• [STATED GOAL]:
Each line of the material below should be reproduced exactly.

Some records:
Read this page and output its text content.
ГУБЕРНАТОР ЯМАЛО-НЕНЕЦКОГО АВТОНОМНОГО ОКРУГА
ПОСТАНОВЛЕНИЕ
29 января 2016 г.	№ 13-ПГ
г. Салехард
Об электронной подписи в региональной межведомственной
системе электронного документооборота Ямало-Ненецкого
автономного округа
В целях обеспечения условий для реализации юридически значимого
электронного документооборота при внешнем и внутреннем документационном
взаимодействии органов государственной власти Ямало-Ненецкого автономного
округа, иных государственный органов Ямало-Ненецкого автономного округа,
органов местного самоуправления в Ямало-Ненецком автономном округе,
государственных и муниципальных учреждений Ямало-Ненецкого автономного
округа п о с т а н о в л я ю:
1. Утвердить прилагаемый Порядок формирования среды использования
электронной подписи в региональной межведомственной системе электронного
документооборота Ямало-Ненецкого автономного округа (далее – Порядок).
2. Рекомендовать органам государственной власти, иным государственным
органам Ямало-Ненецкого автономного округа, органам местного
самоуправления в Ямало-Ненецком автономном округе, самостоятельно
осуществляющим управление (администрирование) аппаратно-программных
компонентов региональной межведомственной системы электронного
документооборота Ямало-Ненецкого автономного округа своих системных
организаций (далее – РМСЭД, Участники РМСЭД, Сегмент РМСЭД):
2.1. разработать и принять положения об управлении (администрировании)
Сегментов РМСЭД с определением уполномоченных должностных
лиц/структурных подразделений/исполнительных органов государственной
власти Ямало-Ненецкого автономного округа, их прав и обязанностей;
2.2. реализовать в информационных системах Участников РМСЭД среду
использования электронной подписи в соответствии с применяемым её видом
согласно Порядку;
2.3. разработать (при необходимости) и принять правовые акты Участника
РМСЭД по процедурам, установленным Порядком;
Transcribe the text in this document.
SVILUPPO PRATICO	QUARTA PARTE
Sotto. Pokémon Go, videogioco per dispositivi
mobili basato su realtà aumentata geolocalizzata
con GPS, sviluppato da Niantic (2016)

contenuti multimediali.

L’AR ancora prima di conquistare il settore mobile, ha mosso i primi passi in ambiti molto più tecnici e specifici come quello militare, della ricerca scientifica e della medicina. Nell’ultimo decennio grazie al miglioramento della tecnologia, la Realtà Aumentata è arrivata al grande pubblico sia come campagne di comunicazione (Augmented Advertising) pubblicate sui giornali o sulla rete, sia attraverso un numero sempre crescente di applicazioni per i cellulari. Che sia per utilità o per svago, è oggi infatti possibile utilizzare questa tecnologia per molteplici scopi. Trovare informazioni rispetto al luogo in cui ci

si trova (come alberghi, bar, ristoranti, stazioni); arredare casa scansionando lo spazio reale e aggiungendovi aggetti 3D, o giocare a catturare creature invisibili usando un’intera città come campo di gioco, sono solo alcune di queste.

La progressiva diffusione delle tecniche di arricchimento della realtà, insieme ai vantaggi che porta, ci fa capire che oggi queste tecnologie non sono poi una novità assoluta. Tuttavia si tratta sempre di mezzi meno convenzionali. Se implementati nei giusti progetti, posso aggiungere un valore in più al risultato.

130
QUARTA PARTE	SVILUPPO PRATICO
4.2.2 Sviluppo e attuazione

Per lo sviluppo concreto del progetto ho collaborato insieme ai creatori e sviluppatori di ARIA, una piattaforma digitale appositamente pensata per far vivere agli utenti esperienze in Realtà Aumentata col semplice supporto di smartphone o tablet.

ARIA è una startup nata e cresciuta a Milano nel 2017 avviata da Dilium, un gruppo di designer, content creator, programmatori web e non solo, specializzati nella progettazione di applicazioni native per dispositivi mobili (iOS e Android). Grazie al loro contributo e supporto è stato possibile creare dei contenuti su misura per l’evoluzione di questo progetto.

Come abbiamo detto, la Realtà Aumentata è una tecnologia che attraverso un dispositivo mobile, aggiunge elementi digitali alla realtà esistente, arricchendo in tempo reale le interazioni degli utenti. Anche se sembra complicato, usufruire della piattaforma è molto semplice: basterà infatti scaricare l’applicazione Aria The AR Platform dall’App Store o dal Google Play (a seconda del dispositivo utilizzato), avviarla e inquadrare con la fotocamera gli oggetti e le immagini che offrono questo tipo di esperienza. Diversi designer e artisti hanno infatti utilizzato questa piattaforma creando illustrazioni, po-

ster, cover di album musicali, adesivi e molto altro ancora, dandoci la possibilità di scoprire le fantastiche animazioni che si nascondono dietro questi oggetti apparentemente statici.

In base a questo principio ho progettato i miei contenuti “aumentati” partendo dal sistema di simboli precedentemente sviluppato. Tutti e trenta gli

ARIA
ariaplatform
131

• [ANSWER FOR THIS EXERCISE]:
Read this page and output its text content.
ГУБЕРНАТОР ЯМАЛО-НЕНЕЦКОГО АВТОНОМНОГО ОКРУГА
ПОСТАНОВЛЕНИЕ
29 января 2016 г.	№ 13-ПГ
г. Салехард
Об электронной подписи в региональной межведомственной
системе электронного документооборота Ямало-Ненецкого
автономного округа
В целях обеспечения условий для реализации юридически значимого
электронного документооборота при внешнем и внутреннем документационном
взаимодействии органов государственной власти Ямало-Ненецкого автономного
округа, иных государственный органов Ямало-Ненецкого автономного округа,
органов местного самоуправления в Ямало-Ненецком автономном округе,
государственных и муниципальных учреждений Ямало-Ненецкого автономного
округа п о с т а н о в л я ю:
1. Утвердить прилагаемый Порядок формирования среды использования
электронной подписи в региональной межведомственной системе электронного
документооборота Ямало-Ненецкого автономного округа (далее – Порядок).
2. Рекомендовать органам государственной власти, иным государственным
органам Ямало-Ненецкого автономного округа, органам местного
самоуправления в Ямало-Ненецком автономном округе, самостоятельно
осуществляющим управление (администрирование) аппаратно-программных
компонентов региональной межведомственной системы электронного
документооборота Ямало-Ненецкого автономного округа своих системных
организаций (далее – РМСЭД, Участники РМСЭД, Сегмент РМСЭД):
2.1. разработать и принять положения об управлении (администрировании)
Сегментов РМСЭД с определением уполномоченных должностных
лиц/структурных подразделений/исполнительных органов государственной
власти Ямало-Ненецкого автономного округа, их прав и обязанностей;
2.2. реализовать в информационных системах Участников РМСЭД среду
использования электронной подписи в соответствии с применяемым её видом
согласно Порядку;
2.3. разработать (при необходимости) и принять правовые акты Участника
РМСЭД по процедурам, установленным Порядком;
Transcribe the text in this document.
SVILUPPO PRATICO	QUARTA PARTE
Sotto. Pokémon Go, videogioco per dispositivi
mobili basato su realtà aumentata geolocalizzata
con GPS, sviluppato da Niantic (2016)

contenuti multimediali.

L’AR ancora prima di conquistare il settore mobile, ha mosso i primi passi in ambiti molto più tecnici e specifici come quello militare, della ricerca scientifica e della medicina. Nell’ultimo decennio grazie al miglioramento della tecnologia, la Realtà Aumentata è arrivata al grande pubblico sia come campagne di comunicazione (Augmented Advertising) pubblicate sui giornali o sulla rete, sia attraverso un numero sempre crescente di applicazioni per i cellulari. Che sia per utilità o per svago, è oggi infatti possibile utilizzare questa tecnologia per molteplici scopi. Trovare informazioni rispetto al luogo in cui ci

si trova (come alberghi, bar, ristoranti, stazioni); arredare casa scansionando lo spazio reale e aggiungendovi aggetti 3D, o giocare a catturare creature invisibili usando un’intera città come campo di gioco, sono solo alcune di queste.

La progressiva diffusione delle tecniche di arricchimento della realtà, insieme ai vantaggi che porta, ci fa capire che oggi queste tecnologie non sono poi una novità assoluta. Tuttavia si tratta sempre di mezzi meno convenzionali. Se implementati nei giusti progetti, posso aggiungere un valore in più al risultato.

130
QUARTA PARTE	SVILUPPO PRATICO
4.2.2 Sviluppo e attuazione

Per lo sviluppo concreto del progetto ho collaborato insieme ai creatori e sviluppatori di ARIA, una piattaforma digitale appositamente pensata per far vivere agli utenti esperienze in Realtà Aumentata col semplice supporto di smartphone o tablet.

ARIA è una startup nata e cresciuta a Milano nel 2017 avviata da Dilium, un gruppo di designer, content creator, programmatori web e non solo, specializzati nella progettazione di applicazioni native per dispositivi mobili (iOS e Android). Grazie al loro contributo e supporto è stato possibile creare dei contenuti su misura per l’evoluzione di questo progetto.

Come abbiamo detto, la Realtà Aumentata è una tecnologia che attraverso un dispositivo mobile, aggiunge elementi digitali alla realtà esistente, arricchendo in tempo reale le interazioni degli utenti. Anche se sembra complicato, usufruire della piattaforma è molto semplice: basterà infatti scaricare l’applicazione Aria The AR Platform dall’App Store o dal Google Play (a seconda del dispositivo utilizzato), avviarla e inquadrare con la fotocamera gli oggetti e le immagini che offrono questo tipo di esperienza. Diversi designer e artisti hanno infatti utilizzato questa piattaforma creando illustrazioni, po-

ster, cover di album musicali, adesivi e molto altro ancora, dandoci la possibilità di scoprire le fantastiche animazioni che si nascondono dietro questi oggetti apparentemente statici.

In base a questo principio ho progettato i miei contenuti “aumentati” partendo dal sistema di simboli precedentemente sviluppato. Tutti e trenta gli

ARIA
ariaplatform
131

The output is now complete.